TASK DESCRIPTION:
Every line of the listing must be reproduced as it stands. Leave the images behind.
──────── EXTRACTED DATA ────────
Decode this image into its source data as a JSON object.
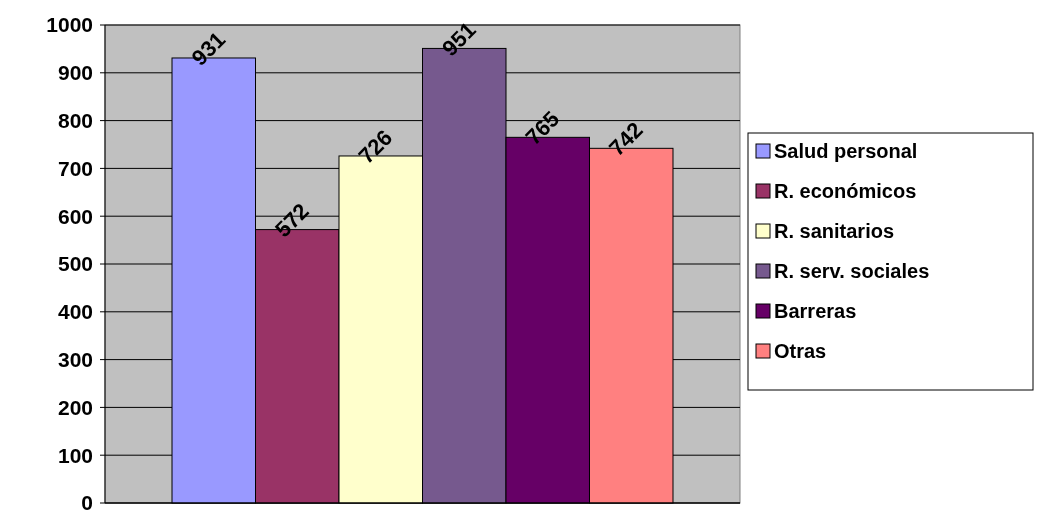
{
  "chart_data": {
    "type": "bar",
    "categories": [
      null
    ],
    "series": [
      {
        "name": "Salud personal",
        "color": "#9999ff",
        "values": [
          931
        ]
      },
      {
        "name": "R. económicos",
        "color": "#993366",
        "values": [
          572
        ]
      },
      {
        "name": "R. sanitarios",
        "color": "#ffffcc",
        "values": [
          726
        ]
      },
      {
        "name": "R. serv. sociales",
        "color": "#76598e",
        "values": [
          951
        ]
      },
      {
        "name": "Barreras",
        "color": "#660066",
        "values": [
          765
        ]
      },
      {
        "name": "Otras",
        "color": "#ff8080",
        "values": [
          742
        ]
      }
    ],
    "ylim": [
      0,
      1000
    ],
    "yticks": [
      0,
      100,
      200,
      300,
      400,
      500,
      600,
      700,
      800,
      900,
      1000
    ],
    "grid": "y",
    "legend": "right",
    "data_labels": true
  }
}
────────
RESULT BELOW:
Decode this image into its source data as a JSON object.
{
  "chart_data": {
    "type": "bar",
    "categories": [
      null
    ],
    "series": [
      {
        "name": "Salud personal",
        "color": "#9999ff",
        "values": [
          931
        ]
      },
      {
        "name": "R. económicos",
        "color": "#993366",
        "values": [
          572
        ]
      },
      {
        "name": "R. sanitarios",
        "color": "#ffffcc",
        "values": [
          726
        ]
      },
      {
        "name": "R. serv. sociales",
        "color": "#76598e",
        "values": [
          951
        ]
      },
      {
        "name": "Barreras",
        "color": "#660066",
        "values": [
          765
        ]
      },
      {
        "name": "Otras",
        "color": "#ff8080",
        "values": [
          742
        ]
      }
    ],
    "ylim": [
      0,
      1000
    ],
    "yticks": [
      0,
      100,
      200,
      300,
      400,
      500,
      600,
      700,
      800,
      900,
      1000
    ],
    "grid": "y",
    "legend": "right",
    "data_labels": true
  }
}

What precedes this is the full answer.